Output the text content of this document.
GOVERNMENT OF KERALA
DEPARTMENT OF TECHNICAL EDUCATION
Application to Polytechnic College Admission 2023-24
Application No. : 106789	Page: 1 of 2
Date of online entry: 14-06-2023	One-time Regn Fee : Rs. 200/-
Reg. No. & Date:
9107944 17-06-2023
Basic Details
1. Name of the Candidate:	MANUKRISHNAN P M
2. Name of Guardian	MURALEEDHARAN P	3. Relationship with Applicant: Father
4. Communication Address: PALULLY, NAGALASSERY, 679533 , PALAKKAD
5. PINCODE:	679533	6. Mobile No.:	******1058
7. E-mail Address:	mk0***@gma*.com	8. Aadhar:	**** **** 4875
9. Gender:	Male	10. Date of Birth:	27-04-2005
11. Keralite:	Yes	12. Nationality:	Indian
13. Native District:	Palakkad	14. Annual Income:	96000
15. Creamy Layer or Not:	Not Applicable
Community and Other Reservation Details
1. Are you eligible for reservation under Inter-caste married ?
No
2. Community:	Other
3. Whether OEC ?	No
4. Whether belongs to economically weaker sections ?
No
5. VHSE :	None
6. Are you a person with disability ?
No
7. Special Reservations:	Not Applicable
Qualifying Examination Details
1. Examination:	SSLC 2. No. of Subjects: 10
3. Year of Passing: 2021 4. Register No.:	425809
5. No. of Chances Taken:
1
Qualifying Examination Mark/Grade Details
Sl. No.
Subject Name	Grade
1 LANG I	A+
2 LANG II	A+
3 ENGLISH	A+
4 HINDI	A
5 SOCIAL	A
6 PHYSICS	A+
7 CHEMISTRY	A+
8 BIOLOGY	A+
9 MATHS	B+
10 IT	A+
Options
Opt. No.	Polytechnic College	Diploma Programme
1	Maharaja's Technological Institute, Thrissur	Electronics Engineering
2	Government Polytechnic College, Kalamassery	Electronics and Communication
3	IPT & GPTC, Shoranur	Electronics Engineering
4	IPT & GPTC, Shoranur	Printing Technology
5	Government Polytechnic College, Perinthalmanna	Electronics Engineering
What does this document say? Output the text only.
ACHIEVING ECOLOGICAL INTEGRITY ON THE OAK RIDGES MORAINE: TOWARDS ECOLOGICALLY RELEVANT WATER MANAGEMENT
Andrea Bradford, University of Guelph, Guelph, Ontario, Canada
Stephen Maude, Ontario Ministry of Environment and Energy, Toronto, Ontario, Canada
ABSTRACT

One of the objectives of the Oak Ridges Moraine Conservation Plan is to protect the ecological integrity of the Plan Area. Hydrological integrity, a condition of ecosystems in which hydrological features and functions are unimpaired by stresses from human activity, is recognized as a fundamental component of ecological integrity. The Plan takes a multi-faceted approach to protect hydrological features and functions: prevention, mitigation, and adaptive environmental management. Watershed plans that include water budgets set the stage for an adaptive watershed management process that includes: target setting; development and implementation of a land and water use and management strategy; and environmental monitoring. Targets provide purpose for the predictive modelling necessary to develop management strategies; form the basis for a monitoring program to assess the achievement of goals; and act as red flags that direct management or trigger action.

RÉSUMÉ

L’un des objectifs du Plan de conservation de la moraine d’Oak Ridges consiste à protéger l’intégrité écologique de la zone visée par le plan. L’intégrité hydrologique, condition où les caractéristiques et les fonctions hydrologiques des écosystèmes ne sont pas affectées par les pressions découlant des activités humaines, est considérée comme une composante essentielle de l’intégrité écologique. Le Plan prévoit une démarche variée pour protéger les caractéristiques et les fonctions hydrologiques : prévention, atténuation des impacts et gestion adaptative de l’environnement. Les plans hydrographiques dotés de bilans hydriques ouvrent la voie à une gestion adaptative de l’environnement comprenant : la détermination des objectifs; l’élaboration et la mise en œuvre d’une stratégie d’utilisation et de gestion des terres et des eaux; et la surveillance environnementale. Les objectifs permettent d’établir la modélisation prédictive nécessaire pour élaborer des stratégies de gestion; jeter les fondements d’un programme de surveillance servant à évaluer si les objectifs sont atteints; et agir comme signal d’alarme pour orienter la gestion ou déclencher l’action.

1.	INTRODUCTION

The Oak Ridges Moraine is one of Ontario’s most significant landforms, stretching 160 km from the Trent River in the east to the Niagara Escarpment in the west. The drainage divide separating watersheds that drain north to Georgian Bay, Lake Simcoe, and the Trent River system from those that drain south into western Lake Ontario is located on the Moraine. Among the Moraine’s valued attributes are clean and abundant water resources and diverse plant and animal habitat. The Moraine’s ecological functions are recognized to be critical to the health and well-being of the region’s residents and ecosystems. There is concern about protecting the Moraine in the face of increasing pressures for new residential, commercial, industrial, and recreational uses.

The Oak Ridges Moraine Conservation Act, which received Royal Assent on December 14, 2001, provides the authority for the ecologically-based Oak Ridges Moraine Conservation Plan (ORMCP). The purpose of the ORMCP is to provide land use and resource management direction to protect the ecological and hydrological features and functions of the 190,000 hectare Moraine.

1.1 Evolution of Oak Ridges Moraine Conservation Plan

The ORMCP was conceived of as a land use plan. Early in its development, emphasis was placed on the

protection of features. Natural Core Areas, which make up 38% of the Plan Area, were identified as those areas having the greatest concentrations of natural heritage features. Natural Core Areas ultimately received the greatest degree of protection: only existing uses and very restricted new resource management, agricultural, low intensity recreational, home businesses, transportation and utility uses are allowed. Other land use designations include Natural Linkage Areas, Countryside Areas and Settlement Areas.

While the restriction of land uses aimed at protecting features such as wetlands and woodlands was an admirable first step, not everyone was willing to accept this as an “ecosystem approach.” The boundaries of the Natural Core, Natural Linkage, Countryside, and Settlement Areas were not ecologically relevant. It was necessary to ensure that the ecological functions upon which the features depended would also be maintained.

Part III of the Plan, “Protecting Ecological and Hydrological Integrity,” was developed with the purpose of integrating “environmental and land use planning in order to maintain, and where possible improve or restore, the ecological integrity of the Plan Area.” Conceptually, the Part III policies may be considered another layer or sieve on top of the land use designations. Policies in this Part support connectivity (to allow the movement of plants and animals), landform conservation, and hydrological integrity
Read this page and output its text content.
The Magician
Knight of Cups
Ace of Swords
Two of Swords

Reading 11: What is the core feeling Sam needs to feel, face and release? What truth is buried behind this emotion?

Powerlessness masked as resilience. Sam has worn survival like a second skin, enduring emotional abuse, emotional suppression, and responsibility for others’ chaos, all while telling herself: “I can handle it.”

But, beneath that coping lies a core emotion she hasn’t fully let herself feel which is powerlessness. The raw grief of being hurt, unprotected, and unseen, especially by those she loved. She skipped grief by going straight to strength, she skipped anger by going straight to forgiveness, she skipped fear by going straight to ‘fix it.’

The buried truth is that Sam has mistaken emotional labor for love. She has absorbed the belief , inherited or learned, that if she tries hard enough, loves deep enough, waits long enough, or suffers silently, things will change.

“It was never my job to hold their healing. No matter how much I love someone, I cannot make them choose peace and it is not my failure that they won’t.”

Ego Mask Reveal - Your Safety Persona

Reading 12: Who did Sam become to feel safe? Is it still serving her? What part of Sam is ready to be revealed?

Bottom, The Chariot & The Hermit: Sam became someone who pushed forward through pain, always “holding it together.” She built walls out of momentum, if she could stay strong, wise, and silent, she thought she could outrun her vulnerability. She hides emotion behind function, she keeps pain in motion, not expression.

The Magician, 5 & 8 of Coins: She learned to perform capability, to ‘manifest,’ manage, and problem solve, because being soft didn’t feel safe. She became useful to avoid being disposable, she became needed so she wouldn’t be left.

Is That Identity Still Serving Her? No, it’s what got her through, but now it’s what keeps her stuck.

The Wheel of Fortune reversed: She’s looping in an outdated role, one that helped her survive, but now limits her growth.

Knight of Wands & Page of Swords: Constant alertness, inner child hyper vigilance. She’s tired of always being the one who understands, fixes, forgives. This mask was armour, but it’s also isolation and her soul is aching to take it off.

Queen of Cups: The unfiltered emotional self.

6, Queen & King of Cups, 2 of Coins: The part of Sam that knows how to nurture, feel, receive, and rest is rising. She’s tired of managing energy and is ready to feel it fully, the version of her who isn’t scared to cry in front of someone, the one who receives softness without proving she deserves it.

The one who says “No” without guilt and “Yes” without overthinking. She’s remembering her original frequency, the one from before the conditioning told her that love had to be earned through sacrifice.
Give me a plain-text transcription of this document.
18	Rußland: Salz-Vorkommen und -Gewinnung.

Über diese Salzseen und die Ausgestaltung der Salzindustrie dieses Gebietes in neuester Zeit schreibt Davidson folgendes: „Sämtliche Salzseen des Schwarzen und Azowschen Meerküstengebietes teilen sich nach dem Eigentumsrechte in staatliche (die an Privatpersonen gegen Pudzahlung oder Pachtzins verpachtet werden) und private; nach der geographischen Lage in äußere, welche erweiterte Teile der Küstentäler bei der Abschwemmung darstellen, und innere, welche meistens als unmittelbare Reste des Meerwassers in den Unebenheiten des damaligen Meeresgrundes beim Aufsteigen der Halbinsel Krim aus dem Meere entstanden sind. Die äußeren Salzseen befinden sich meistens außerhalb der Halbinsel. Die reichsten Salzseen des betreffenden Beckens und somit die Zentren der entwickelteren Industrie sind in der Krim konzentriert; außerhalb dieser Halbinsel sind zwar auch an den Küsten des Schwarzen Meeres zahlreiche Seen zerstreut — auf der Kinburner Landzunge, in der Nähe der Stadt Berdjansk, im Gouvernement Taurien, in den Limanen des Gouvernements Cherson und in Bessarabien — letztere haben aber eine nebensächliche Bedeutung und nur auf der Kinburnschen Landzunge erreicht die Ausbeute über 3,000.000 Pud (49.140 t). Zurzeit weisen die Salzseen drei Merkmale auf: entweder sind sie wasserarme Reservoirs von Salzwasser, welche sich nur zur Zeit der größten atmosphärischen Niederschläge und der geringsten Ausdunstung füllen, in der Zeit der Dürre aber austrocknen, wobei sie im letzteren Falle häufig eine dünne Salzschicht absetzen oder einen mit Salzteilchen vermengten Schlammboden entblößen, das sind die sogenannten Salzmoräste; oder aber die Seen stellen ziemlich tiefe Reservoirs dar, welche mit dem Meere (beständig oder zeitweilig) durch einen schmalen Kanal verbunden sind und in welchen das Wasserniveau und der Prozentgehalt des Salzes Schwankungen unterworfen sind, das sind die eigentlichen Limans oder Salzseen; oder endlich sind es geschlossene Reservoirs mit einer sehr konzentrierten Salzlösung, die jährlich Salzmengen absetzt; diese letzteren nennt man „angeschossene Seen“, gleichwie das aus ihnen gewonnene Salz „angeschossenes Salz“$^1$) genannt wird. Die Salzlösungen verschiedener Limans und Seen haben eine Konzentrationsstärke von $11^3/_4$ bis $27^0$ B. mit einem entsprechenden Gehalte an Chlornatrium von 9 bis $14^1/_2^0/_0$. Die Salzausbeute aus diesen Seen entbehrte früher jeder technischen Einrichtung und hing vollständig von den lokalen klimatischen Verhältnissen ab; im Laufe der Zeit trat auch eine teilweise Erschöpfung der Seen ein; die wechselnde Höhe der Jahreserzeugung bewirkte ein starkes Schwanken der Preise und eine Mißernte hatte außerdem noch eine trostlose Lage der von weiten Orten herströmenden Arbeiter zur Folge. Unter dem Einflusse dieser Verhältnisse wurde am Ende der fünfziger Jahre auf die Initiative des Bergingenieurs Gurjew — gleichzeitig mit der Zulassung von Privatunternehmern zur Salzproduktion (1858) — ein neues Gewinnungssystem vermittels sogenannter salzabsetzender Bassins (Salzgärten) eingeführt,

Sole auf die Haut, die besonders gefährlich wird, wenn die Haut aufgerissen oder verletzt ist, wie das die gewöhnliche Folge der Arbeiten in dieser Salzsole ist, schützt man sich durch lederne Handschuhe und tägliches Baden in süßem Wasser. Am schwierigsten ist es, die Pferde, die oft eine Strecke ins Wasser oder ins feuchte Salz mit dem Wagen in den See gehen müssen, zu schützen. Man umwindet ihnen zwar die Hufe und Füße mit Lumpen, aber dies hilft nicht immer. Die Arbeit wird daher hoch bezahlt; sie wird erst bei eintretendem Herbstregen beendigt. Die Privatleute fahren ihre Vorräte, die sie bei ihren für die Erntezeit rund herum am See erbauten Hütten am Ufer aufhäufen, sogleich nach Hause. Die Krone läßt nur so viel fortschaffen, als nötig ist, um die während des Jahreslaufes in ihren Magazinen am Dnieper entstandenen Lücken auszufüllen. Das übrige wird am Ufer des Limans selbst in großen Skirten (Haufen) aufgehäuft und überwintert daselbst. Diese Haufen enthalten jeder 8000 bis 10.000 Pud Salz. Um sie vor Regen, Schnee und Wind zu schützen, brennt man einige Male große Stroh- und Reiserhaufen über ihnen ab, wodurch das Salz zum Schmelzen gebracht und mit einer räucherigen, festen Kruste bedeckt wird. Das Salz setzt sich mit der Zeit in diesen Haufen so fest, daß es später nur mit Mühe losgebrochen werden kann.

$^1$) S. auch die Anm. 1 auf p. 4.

● ● ● ● ● ● ●

Give the count of lines in the data above that hold the string "Electronics", with no additional words.

» **Solution**
4